*MATERIAL FOR THE TASK*.
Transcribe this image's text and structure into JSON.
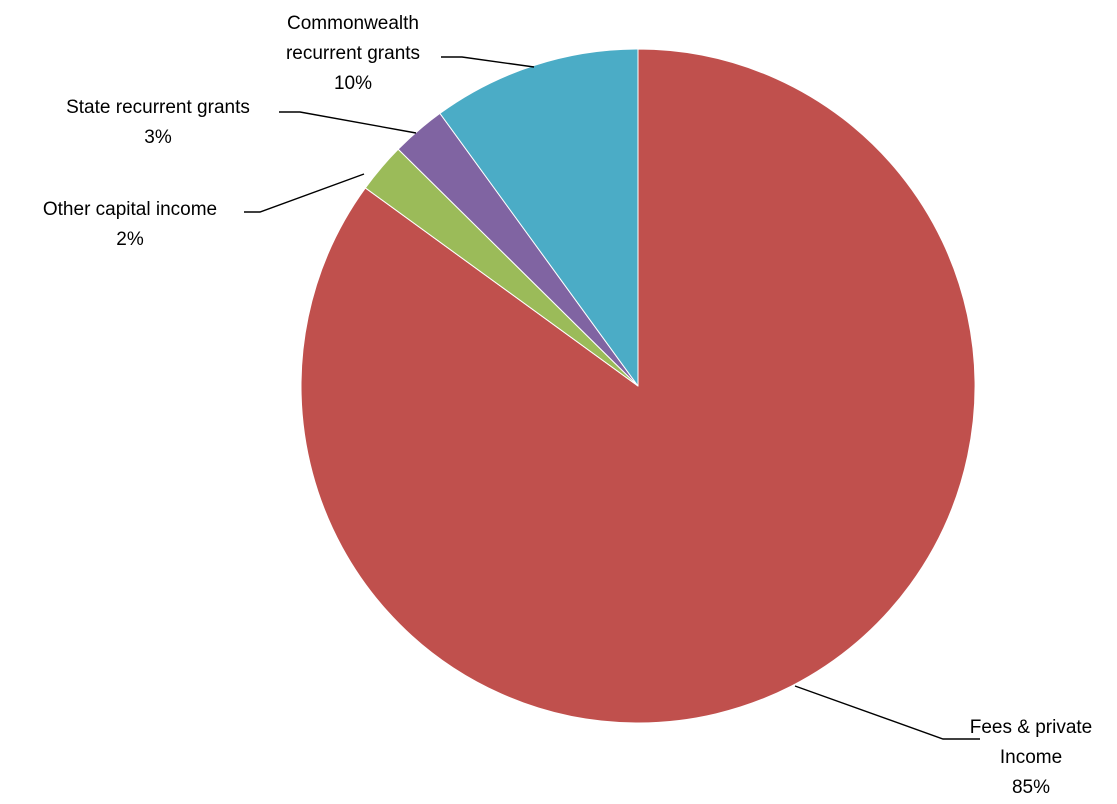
{
  "chart_data": {
    "type": "pie",
    "title": "",
    "start_angle_deg": 0,
    "direction": "clockwise",
    "slices": [
      {
        "label": [
          "Fees & private",
          "Income"
        ],
        "percent_label": "85%",
        "value": 85,
        "color": "#c0504d"
      },
      {
        "label": [
          "Other capital income"
        ],
        "percent_label": "2%",
        "value": 2.4,
        "color": "#9bbb59"
      },
      {
        "label": [
          "State recurrent grants"
        ],
        "percent_label": "3%",
        "value": 2.6,
        "color": "#8064a2"
      },
      {
        "label": [
          "Commonwealth",
          "recurrent grants"
        ],
        "percent_label": "10%",
        "value": 10,
        "color": "#4bacc6"
      }
    ],
    "legend": "none",
    "data_labels": "outside-with-leader-lines"
  }
}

*SHORT TASK*. Each entry gets copied exactly; the pictures stay out.

*WORKED SOLUTION*.
Transcribe this image's text and structure into JSON.
{
  "chart_data": {
    "type": "pie",
    "title": "",
    "start_angle_deg": 0,
    "direction": "clockwise",
    "slices": [
      {
        "label": [
          "Fees & private",
          "Income"
        ],
        "percent_label": "85%",
        "value": 85,
        "color": "#c0504d"
      },
      {
        "label": [
          "Other capital income"
        ],
        "percent_label": "2%",
        "value": 2.4,
        "color": "#9bbb59"
      },
      {
        "label": [
          "State recurrent grants"
        ],
        "percent_label": "3%",
        "value": 2.6,
        "color": "#8064a2"
      },
      {
        "label": [
          "Commonwealth",
          "recurrent grants"
        ],
        "percent_label": "10%",
        "value": 10,
        "color": "#4bacc6"
      }
    ],
    "legend": "none",
    "data_labels": "outside-with-leader-lines"
  }
}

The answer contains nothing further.